THE REQUEST:
Write out the whole listing word for word.

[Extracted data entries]
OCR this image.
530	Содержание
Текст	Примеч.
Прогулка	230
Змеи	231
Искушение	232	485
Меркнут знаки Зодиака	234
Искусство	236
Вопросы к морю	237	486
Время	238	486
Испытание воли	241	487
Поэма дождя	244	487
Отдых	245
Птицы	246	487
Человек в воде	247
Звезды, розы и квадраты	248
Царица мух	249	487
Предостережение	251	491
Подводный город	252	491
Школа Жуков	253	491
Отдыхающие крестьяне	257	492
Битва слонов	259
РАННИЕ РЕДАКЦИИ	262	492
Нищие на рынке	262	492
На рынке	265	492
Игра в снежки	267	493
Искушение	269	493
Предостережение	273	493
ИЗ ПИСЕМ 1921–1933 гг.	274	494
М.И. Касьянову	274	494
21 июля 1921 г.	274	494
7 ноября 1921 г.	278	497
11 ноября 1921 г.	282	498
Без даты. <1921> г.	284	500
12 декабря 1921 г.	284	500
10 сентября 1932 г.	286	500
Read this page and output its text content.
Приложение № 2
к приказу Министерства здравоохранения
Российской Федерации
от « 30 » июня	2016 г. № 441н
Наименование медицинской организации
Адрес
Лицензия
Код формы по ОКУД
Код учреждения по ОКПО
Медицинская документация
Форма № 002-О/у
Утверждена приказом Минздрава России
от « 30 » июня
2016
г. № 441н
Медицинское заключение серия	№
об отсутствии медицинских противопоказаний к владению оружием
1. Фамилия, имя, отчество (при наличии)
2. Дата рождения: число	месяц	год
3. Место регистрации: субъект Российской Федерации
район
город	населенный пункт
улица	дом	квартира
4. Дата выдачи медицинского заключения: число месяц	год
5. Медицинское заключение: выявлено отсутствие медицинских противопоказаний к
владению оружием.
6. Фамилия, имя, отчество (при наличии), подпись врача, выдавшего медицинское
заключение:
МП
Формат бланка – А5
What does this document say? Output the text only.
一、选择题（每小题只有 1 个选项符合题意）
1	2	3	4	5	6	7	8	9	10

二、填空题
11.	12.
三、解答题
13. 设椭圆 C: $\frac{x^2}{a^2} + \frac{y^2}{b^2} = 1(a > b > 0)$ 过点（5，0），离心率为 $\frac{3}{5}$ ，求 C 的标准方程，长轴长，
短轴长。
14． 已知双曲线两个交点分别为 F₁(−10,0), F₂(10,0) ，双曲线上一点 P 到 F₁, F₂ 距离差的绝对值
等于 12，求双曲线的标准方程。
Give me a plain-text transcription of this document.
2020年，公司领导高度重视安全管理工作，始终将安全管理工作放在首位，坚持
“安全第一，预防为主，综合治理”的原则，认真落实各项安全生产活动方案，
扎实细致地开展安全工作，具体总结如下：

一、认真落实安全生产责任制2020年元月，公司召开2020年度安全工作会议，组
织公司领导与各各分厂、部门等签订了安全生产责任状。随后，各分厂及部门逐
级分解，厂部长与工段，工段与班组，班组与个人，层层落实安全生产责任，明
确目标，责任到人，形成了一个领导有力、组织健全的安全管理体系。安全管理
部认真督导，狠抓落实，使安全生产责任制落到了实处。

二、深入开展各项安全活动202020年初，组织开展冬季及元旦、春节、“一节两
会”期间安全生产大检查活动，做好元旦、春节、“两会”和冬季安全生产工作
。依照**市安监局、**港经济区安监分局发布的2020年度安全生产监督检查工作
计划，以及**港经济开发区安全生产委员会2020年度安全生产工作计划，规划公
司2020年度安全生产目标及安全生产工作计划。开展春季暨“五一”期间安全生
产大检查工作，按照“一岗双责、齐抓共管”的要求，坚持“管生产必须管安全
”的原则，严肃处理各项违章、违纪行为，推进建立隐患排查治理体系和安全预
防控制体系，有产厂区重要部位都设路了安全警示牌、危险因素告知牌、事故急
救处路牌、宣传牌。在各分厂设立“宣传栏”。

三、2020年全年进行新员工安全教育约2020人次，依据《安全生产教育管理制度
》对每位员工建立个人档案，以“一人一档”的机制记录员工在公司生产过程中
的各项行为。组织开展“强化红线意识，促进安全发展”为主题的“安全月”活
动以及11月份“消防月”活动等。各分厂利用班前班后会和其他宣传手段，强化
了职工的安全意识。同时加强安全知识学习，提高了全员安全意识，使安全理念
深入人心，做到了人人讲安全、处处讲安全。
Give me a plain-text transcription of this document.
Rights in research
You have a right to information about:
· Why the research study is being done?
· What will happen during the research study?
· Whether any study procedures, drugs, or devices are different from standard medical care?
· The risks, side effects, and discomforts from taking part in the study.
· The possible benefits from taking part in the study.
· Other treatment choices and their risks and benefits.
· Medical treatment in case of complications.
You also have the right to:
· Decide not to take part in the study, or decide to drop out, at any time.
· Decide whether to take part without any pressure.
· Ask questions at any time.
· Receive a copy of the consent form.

THE RESPONSE:
OCR this image.
530	Содержание
Текст	Примеч.
Прогулка	230
Змеи	231
Искушение	232	485
Меркнут знаки Зодиака	234
Искусство	236
Вопросы к морю	237	486
Время	238	486
Испытание воли	241	487
Поэма дождя	244	487
Отдых	245
Птицы	246	487
Человек в воде	247
Звезды, розы и квадраты	248
Царица мух	249	487
Предостережение	251	491
Подводный город	252	491
Школа Жуков	253	491
Отдыхающие крестьяне	257	492
Битва слонов	259
РАННИЕ РЕДАКЦИИ	262	492
Нищие на рынке	262	492
На рынке	265	492
Игра в снежки	267	493
Искушение	269	493
Предостережение	273	493
ИЗ ПИСЕМ 1921–1933 гг.	274	494
М.И. Касьянову	274	494
21 июля 1921 г.	274	494
7 ноября 1921 г.	278	497
11 ноября 1921 г.	282	498
Без даты. <1921> г.	284	500
12 декабря 1921 г.	284	500
10 сентября 1932 г.	286	500
Read this page and output its text content.
Приложение № 2
к приказу Министерства здравоохранения
Российской Федерации
от « 30 » июня	2016 г. № 441н
Наименование медицинской организации
Адрес
Лицензия
Код формы по ОКУД
Код учреждения по ОКПО
Медицинская документация
Форма № 002-О/у
Утверждена приказом Минздрава России
от « 30 » июня
2016
г. № 441н
Медицинское заключение серия	№
об отсутствии медицинских противопоказаний к владению оружием
1. Фамилия, имя, отчество (при наличии)
2. Дата рождения: число	месяц	год
3. Место регистрации: субъект Российской Федерации
район
город	населенный пункт
улица	дом	квартира
4. Дата выдачи медицинского заключения: число месяц	год
5. Медицинское заключение: выявлено отсутствие медицинских противопоказаний к
владению оружием.
6. Фамилия, имя, отчество (при наличии), подпись врача, выдавшего медицинское
заключение:
МП
Формат бланка – А5
What does this document say? Output the text only.
一、选择题（每小题只有 1 个选项符合题意）
1	2	3	4	5	6	7	8	9	10

二、填空题
11.	12.
三、解答题
13. 设椭圆 C: $\frac{x^2}{a^2} + \frac{y^2}{b^2} = 1(a > b > 0)$ 过点（5，0），离心率为 $\frac{3}{5}$ ，求 C 的标准方程，长轴长，
短轴长。
14． 已知双曲线两个交点分别为 F₁(−10,0), F₂(10,0) ，双曲线上一点 P 到 F₁, F₂ 距离差的绝对值
等于 12，求双曲线的标准方程。
Give me a plain-text transcription of this document.
2020年，公司领导高度重视安全管理工作，始终将安全管理工作放在首位，坚持
“安全第一，预防为主，综合治理”的原则，认真落实各项安全生产活动方案，
扎实细致地开展安全工作，具体总结如下：

一、认真落实安全生产责任制2020年元月，公司召开2020年度安全工作会议，组
织公司领导与各各分厂、部门等签订了安全生产责任状。随后，各分厂及部门逐
级分解，厂部长与工段，工段与班组，班组与个人，层层落实安全生产责任，明
确目标，责任到人，形成了一个领导有力、组织健全的安全管理体系。安全管理
部认真督导，狠抓落实，使安全生产责任制落到了实处。

二、深入开展各项安全活动202020年初，组织开展冬季及元旦、春节、“一节两
会”期间安全生产大检查活动，做好元旦、春节、“两会”和冬季安全生产工作
。依照**市安监局、**港经济区安监分局发布的2020年度安全生产监督检查工作
计划，以及**港经济开发区安全生产委员会2020年度安全生产工作计划，规划公
司2020年度安全生产目标及安全生产工作计划。开展春季暨“五一”期间安全生
产大检查工作，按照“一岗双责、齐抓共管”的要求，坚持“管生产必须管安全
”的原则，严肃处理各项违章、违纪行为，推进建立隐患排查治理体系和安全预
防控制体系，有产厂区重要部位都设路了安全警示牌、危险因素告知牌、事故急
救处路牌、宣传牌。在各分厂设立“宣传栏”。

三、2020年全年进行新员工安全教育约2020人次，依据《安全生产教育管理制度
》对每位员工建立个人档案，以“一人一档”的机制记录员工在公司生产过程中
的各项行为。组织开展“强化红线意识，促进安全发展”为主题的“安全月”活
动以及11月份“消防月”活动等。各分厂利用班前班后会和其他宣传手段，强化
了职工的安全意识。同时加强安全知识学习，提高了全员安全意识，使安全理念
深入人心，做到了人人讲安全、处处讲安全。
Give me a plain-text transcription of this document.
Rights in research
You have a right to information about:
· Why the research study is being done?
· What will happen during the research study?
· Whether any study procedures, drugs, or devices are different from standard medical care?
· The risks, side effects, and discomforts from taking part in the study.
· The possible benefits from taking part in the study.
· Other treatment choices and their risks and benefits.
· Medical treatment in case of complications.
You also have the right to:
· Decide not to take part in the study, or decide to drop out, at any time.
· Decide whether to take part without any pressure.
· Ask questions at any time.
· Receive a copy of the consent form.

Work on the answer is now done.